| Описание задания |
Перепишите слово в слово всё интервью с Дмитрием Лысяковым, приведённое ниже.

| Исходный текст |

Меланхоличные нежные пейзажи, захватывающие игрой света натюрморты, словно наблюдающие за зрителем портреты, «сумеречные» автопортреты — таков художественный мир Дмитрия Лысякова. Погружаясь в эти истории, постепенно проникаешься их волшебством. Так бывает, когда попадаешь в незнакомую страну, открываешь её очарование и никуда уже не хочешь уезжать. Мы поговорили с Дмитрием о том, почему у художников нет обеденного перерыва, как творческому человеку почувствовать себя в профессии свободным и отчего живопись — эгоистическое искусство.
Екатерина САНЖИЕВА
Не профессия, а образ жизни
— Когда у вас появилась тяга к рисованию?
— В детстве всё зависит от среды, в которой растёт ребёнок. Родители занимались моим развитием. Я ходил и в спортивные секции, и в художественную школу. Когда мне было лет десять, преподаватель живописи Дмитрий Григорьевич стал брать меня с собой на пленэры, научил работать с маслом. Помню ощущение восторга от этюдника, от тюбиков красок. Было приятно ко всему этому прикасаться. Даже сам запах красок и лака мне нравился, от этого исходила какая-то волшебная энергетика. А в 14 лет я поступил в Иркутское художественное училище.

Из архива Д. Лысякова
— Почему вы поехали поступать в Иркутск? Вы ведь тогда жили с родителями в Биробиджане.
— В Сибири и на Дальнем Востоке Иркутское художественное училище считалось самым сильным, славилось своими преподавателями. Нашим ведущим педагогом была Любовь Анатольевна Сапранкова, тогда она как раз окончила Московский художественный институт имени Сурикова. Работала со студентами Любовь Анатольевна с полной отдачей, вела живопись, рисунок и композицию. Преподавали у нас Лев Гимов и Геннадий Кузьмин. К ним, как к преподавателям и мастерам, я отношусь с огромным уважением.

| Прилагаемый перечень |
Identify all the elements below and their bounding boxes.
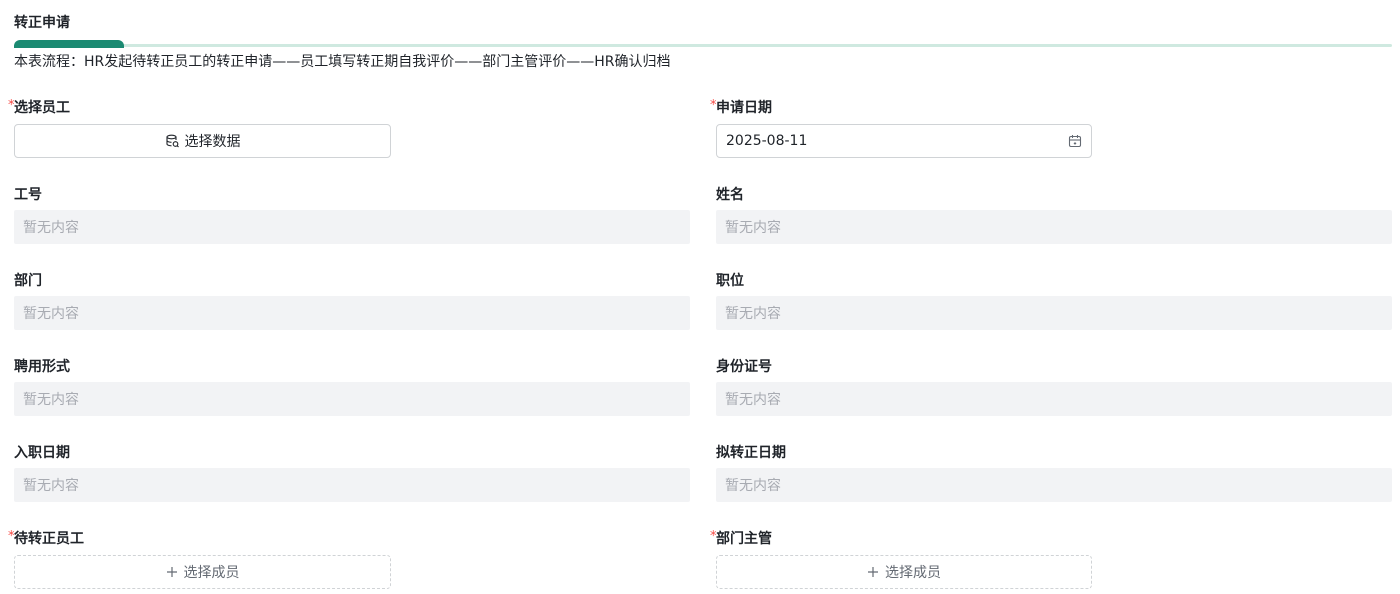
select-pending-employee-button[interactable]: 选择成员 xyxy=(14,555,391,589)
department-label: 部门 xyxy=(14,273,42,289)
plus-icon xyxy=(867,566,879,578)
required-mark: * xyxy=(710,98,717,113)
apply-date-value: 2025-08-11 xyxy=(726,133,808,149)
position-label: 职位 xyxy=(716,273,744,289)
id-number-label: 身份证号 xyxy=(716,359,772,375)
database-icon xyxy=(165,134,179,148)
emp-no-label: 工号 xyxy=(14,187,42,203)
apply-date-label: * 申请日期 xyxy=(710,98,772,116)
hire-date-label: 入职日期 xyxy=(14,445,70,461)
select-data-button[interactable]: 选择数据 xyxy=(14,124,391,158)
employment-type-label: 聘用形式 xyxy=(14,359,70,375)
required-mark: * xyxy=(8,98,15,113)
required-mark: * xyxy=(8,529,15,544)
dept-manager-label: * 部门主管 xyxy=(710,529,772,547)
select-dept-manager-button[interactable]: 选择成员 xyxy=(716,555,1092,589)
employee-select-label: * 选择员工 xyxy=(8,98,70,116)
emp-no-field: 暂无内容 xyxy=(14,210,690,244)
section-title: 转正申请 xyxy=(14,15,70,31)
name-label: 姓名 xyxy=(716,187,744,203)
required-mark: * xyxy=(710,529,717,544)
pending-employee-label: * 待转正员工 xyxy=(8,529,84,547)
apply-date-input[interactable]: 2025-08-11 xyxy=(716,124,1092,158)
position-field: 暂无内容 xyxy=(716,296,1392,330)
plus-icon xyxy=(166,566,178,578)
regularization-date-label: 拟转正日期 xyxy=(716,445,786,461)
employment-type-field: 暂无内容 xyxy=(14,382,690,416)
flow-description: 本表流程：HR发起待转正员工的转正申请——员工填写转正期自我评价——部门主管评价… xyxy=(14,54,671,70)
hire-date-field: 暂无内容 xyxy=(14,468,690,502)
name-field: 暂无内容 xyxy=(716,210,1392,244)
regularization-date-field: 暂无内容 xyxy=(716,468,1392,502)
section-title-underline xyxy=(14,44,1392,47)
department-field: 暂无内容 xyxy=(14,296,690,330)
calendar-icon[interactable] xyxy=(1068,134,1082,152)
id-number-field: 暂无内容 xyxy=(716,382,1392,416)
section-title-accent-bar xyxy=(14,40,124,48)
* * *
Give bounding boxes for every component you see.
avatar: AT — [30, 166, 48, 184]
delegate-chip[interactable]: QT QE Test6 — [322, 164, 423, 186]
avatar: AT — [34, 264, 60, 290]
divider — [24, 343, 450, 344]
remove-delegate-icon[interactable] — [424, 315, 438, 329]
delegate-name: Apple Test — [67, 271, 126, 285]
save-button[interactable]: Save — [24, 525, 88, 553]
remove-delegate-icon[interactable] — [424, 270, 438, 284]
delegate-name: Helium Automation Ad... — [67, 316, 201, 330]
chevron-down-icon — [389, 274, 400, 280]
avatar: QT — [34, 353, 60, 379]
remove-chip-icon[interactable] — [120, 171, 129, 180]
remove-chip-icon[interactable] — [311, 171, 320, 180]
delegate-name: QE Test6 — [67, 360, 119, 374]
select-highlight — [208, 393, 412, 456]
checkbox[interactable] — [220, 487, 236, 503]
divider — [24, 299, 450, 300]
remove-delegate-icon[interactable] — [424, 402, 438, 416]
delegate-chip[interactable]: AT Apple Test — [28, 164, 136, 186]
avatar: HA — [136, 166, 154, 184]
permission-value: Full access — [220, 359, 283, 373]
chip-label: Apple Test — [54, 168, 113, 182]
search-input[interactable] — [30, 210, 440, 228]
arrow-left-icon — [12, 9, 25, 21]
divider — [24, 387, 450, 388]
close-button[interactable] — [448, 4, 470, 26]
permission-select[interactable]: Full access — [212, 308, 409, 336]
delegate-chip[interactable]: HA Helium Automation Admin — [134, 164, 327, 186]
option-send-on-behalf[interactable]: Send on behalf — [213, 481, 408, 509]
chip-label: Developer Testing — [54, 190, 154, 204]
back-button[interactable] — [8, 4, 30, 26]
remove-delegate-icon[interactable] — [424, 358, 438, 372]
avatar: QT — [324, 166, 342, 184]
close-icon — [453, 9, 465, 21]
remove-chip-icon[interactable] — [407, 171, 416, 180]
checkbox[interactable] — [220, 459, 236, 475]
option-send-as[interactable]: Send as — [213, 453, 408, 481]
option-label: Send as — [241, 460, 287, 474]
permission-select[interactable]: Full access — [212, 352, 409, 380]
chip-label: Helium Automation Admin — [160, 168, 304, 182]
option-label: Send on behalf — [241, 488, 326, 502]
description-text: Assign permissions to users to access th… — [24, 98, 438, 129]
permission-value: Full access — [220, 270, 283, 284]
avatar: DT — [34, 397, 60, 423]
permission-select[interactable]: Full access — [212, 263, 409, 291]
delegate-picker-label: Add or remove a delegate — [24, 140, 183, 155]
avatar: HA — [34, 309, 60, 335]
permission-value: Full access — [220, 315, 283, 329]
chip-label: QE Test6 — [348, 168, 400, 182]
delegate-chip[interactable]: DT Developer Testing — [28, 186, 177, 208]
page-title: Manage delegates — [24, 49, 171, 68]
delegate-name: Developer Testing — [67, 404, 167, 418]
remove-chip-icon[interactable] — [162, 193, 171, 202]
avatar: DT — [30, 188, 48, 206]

| Ответ |
Меланхоличные нежные пейзажи, захватывающие игрой света натюрморты, словно наблюдающие за зрителем портреты, «сумеречные» автопортреты — таков художественный мир Дмитрия Лысякова. Погружаясь в эти истории, постепенно проникаешься их волшебством. Так бывает, когда попадаешь в незнакомую страну, открываешь её очарование и никуда уже не хочешь уезжать. Мы поговорили с Дмитрием о том, почему у художников нет обеденного перерыва, как творческому человеку почувствовать себя в профессии свободным и отчего живопись — эгоистическое искусство.
Екатерина САНЖИЕВА
Не профессия, а образ жизни
— Когда у вас появилась тяга к рисованию?
— В детстве всё зависит от среды, в которой растёт ребёнок. Родители занимались моим развитием. Я ходил и в спортивные секции, и в художественную школу. Когда мне было лет десять, преподаватель живописи Дмитрий Григорьевич стал брать меня с собой на пленэры, научил работать с маслом. Помню ощущение восторга от этюдника, от тюбиков красок. Было приятно ко всему этому прикасаться. Даже сам запах красок и лака мне нравился, от этого исходила какая-то волшебная энергетика. А в 14 лет я поступил в Иркутское художественное училище.

Из архива Д. Лысякова
— Почему вы поехали поступать в Иркутск? Вы ведь тогда жили с родителями в Биробиджане.
— В Сибири и на Дальнем Востоке Иркутское художественное училище считалось самым сильным, славилось своими преподавателями. Нашим ведущим педагогом была Любовь Анатольевна Сапранкова, тогда она как раз окончила Московский художественный институт имени Сурикова. Работала со студентами Любовь Анатольевна с полной отдачей, вела живопись, рисунок и композицию. Преподавали у нас Лев Гимов и Геннадий Кузьмин. К ним, как к преподавателям и мастерам, я отношусь с огромным уважением.